(Stored data entries)
=== Begin Enclosure ===
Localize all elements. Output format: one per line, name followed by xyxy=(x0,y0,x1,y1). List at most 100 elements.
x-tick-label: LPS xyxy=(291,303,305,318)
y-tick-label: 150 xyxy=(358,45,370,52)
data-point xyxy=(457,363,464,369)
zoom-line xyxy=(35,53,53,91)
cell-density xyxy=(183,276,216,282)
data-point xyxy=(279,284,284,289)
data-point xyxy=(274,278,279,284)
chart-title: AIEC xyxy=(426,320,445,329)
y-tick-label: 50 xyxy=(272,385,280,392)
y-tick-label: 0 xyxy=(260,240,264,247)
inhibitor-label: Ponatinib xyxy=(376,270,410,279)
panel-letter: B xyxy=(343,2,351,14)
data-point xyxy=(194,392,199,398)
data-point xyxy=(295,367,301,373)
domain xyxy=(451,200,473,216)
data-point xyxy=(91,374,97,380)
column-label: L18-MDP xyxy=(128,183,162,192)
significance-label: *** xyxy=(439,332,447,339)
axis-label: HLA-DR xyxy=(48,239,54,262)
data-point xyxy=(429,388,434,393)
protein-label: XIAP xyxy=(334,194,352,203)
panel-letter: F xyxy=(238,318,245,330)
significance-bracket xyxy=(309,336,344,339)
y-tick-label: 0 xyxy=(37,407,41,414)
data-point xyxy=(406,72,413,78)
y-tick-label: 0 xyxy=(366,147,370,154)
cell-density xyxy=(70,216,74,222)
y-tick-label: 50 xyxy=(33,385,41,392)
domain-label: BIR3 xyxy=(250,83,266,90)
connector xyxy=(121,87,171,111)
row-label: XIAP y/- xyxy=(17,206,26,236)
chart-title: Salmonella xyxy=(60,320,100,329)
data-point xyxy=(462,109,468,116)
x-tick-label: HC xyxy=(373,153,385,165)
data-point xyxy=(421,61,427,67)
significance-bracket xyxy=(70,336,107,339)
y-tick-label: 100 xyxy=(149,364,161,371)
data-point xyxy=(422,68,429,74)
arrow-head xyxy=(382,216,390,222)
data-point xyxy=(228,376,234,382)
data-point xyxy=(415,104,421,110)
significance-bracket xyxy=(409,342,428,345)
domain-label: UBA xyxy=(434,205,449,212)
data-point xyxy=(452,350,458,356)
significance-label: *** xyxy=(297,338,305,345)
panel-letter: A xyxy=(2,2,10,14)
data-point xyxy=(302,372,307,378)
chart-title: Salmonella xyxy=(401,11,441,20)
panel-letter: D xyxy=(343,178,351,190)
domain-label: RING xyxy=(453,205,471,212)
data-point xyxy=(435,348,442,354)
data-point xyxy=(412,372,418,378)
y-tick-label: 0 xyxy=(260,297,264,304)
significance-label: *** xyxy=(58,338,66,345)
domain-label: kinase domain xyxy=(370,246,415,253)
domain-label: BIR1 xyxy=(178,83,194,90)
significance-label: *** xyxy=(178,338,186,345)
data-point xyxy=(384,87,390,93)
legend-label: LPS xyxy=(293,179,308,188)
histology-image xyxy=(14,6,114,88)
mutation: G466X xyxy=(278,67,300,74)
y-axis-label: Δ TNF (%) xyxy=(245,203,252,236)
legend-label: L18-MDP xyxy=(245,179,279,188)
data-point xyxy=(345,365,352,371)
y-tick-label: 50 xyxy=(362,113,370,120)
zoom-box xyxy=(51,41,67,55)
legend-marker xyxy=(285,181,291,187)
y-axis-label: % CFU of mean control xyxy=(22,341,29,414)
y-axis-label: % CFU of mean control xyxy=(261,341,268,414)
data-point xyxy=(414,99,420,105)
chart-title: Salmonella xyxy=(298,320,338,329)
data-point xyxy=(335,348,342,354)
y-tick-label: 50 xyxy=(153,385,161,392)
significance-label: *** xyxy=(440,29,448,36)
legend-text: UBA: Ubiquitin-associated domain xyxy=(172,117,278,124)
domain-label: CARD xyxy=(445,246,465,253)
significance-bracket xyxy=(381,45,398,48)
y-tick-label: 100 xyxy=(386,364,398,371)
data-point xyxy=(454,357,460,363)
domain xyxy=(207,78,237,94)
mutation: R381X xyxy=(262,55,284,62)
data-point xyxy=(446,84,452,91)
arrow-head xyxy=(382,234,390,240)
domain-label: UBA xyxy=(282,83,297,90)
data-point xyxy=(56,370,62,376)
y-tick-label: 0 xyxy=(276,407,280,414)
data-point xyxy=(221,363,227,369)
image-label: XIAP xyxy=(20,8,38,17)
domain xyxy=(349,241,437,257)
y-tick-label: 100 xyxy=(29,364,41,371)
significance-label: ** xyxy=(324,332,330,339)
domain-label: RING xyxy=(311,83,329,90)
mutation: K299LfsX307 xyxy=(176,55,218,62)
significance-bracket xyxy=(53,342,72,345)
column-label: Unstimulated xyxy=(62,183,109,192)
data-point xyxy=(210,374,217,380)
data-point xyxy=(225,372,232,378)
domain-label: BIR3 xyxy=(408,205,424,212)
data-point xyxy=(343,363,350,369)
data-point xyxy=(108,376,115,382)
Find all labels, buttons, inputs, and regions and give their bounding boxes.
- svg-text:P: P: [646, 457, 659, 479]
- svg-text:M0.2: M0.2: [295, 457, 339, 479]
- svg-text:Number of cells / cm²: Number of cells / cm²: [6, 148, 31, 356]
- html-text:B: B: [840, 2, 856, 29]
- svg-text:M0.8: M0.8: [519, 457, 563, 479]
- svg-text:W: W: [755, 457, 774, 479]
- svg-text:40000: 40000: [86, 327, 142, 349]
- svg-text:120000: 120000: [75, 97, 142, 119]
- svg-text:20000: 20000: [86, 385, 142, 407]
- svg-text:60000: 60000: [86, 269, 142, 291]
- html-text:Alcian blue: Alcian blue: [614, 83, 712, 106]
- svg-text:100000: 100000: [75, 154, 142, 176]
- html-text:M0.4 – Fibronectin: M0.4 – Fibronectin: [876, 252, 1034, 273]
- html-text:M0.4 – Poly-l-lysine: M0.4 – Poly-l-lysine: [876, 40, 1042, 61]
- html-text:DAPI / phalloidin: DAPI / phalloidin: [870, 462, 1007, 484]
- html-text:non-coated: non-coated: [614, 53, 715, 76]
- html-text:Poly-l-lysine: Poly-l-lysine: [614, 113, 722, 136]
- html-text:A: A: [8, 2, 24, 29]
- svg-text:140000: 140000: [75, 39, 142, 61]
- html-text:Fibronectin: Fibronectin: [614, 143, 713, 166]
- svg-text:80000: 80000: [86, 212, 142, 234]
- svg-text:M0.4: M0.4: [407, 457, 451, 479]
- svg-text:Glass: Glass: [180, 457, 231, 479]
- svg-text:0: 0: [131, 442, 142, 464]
=== End Enclosure ===
=== Begin Enclosure ===
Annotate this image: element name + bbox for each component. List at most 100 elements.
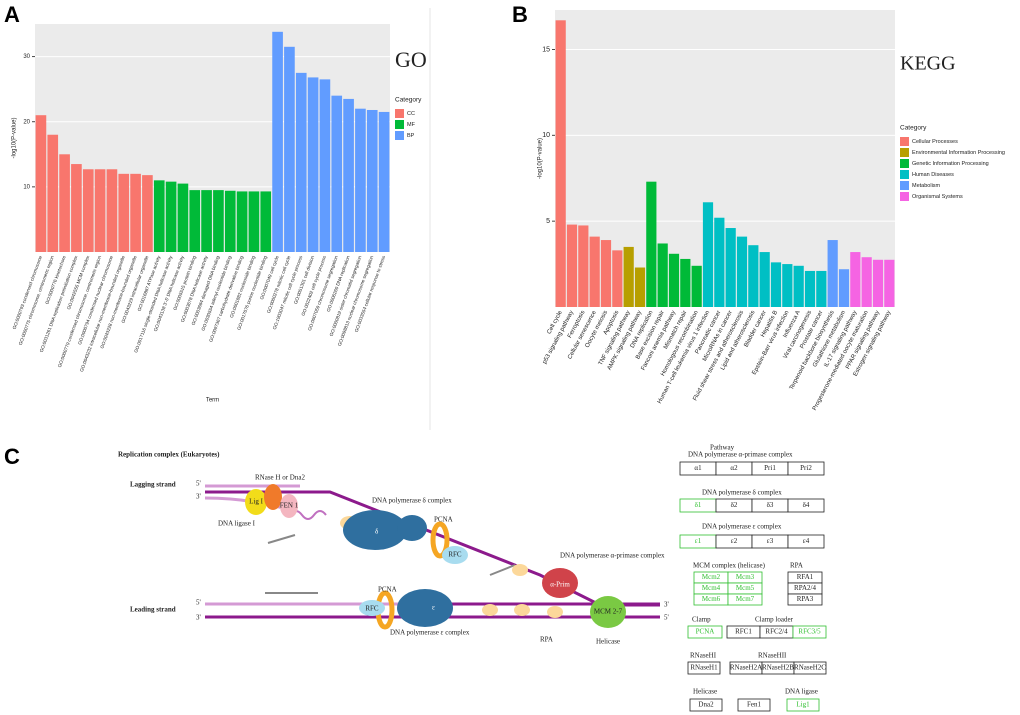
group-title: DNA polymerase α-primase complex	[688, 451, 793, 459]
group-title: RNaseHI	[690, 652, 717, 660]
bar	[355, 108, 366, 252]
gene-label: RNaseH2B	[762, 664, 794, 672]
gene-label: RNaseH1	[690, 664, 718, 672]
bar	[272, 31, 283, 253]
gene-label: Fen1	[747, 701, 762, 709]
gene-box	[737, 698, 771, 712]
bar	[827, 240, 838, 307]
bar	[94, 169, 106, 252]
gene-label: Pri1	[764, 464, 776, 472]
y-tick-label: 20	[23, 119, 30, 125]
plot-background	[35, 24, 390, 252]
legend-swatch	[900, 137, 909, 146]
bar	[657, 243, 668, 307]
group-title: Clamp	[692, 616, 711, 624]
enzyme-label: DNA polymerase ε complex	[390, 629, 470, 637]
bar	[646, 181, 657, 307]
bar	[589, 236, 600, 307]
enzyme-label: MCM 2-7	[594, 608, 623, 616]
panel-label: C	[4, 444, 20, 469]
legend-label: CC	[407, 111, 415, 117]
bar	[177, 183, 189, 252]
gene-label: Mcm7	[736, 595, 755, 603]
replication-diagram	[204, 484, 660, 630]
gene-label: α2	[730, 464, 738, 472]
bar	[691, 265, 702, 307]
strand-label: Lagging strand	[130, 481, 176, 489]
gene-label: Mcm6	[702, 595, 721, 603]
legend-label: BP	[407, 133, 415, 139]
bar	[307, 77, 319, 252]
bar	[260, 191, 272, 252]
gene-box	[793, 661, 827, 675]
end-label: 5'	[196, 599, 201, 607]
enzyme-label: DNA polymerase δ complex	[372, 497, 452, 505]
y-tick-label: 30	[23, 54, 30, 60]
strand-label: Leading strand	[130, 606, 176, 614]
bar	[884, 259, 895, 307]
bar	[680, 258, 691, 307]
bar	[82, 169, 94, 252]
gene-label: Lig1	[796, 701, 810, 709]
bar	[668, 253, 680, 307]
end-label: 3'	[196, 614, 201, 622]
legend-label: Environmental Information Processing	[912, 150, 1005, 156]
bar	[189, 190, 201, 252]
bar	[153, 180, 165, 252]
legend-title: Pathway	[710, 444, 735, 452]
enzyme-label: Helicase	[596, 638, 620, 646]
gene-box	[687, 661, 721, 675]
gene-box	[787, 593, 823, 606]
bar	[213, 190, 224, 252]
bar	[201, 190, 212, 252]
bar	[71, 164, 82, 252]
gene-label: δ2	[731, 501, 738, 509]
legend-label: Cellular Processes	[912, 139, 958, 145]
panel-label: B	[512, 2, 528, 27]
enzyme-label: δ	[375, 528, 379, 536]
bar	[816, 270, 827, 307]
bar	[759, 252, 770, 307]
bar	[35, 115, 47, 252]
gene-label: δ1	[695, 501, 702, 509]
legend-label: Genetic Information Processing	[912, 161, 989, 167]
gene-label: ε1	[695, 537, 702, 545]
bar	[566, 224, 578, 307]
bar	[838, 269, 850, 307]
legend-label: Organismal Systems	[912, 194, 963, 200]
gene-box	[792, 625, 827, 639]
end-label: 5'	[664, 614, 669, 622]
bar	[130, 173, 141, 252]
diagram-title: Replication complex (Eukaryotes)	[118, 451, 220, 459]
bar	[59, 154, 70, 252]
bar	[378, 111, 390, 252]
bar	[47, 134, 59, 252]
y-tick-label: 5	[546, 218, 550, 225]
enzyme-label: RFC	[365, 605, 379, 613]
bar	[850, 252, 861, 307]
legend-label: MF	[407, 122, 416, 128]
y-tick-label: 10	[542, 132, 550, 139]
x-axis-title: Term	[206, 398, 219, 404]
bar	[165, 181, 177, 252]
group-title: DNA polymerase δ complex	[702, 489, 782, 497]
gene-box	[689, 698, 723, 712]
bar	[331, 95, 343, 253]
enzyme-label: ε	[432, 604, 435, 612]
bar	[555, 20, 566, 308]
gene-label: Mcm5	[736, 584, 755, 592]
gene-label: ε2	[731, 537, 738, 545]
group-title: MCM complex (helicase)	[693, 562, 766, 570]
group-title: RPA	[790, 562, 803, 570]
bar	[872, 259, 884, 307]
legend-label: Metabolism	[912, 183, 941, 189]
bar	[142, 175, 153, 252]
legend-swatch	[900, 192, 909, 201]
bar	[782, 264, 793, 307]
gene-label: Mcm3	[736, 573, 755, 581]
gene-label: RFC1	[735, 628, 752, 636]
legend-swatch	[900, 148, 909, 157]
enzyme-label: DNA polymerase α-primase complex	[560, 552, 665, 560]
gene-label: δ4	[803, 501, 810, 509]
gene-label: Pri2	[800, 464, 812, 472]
=== End Enclosure ===
=== Begin Enclosure ===
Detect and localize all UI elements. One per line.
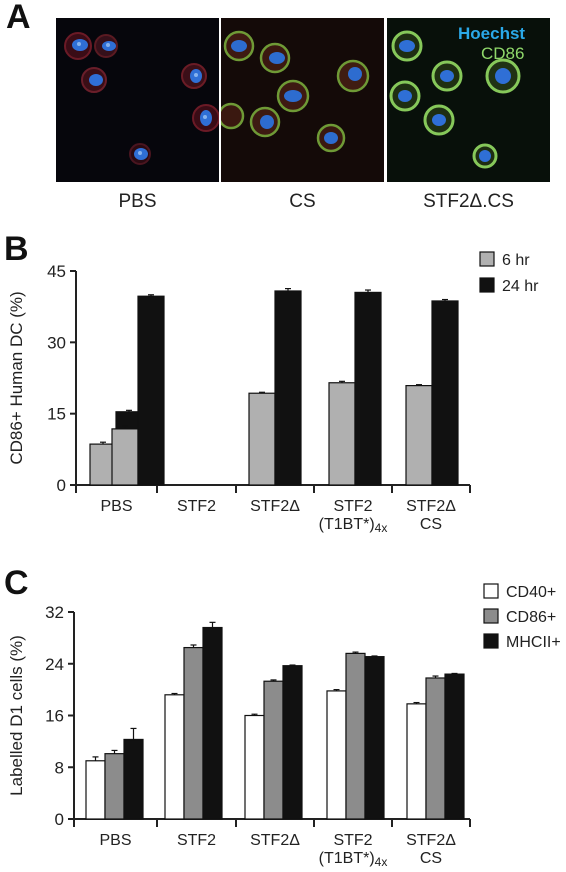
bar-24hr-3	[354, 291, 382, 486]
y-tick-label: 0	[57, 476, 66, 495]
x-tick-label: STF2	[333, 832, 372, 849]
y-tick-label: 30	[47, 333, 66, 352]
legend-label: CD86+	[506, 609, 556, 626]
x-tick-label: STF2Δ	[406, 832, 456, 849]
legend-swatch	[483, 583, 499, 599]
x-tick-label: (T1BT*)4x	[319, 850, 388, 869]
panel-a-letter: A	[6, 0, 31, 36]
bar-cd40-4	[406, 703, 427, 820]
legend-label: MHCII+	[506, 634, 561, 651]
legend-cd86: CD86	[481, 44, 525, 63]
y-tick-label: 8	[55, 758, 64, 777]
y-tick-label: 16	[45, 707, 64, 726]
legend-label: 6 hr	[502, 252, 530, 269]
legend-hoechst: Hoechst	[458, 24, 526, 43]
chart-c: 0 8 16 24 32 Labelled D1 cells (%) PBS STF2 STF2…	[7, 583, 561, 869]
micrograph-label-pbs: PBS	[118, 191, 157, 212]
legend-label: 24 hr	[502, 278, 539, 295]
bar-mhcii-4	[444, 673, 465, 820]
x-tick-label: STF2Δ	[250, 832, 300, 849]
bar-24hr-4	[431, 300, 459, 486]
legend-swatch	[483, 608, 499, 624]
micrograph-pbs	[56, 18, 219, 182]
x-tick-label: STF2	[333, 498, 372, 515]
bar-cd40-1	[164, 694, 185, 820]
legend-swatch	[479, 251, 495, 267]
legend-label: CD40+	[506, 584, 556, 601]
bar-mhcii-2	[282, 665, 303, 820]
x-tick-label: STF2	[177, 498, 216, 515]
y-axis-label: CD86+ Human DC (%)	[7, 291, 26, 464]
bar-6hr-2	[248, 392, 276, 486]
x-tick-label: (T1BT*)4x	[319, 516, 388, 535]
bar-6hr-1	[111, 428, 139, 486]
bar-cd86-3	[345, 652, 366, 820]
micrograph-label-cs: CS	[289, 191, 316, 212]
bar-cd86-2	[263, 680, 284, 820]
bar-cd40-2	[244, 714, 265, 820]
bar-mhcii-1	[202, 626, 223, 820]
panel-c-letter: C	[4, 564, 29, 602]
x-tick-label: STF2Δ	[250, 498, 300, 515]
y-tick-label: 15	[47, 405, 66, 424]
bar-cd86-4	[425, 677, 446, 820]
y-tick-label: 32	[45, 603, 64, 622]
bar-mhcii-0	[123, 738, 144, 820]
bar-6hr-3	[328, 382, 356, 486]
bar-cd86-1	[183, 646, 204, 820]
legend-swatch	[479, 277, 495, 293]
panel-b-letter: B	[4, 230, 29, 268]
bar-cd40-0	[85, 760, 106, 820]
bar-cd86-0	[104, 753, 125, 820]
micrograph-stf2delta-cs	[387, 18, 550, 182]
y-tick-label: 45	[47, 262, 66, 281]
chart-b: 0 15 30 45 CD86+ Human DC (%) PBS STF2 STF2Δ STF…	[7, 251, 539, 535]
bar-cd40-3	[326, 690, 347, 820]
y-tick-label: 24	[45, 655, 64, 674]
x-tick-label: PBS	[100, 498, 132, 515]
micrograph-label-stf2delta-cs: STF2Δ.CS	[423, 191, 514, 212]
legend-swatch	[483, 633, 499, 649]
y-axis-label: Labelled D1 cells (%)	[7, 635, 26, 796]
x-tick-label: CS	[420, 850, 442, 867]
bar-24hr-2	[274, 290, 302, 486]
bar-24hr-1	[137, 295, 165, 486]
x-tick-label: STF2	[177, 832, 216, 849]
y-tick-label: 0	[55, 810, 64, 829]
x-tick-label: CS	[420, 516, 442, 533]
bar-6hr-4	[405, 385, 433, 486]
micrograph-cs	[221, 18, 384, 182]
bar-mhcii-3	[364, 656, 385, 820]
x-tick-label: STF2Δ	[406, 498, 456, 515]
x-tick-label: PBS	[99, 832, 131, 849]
=== End Enclosure ===
- _REQUIREMENT_:
Some lines above hold the word "zoom". Copy all of them.

- _SOLVED EXERCISE_:
zoom-line xyxy=(35,53,53,91)
zoom-box xyxy=(51,41,67,55)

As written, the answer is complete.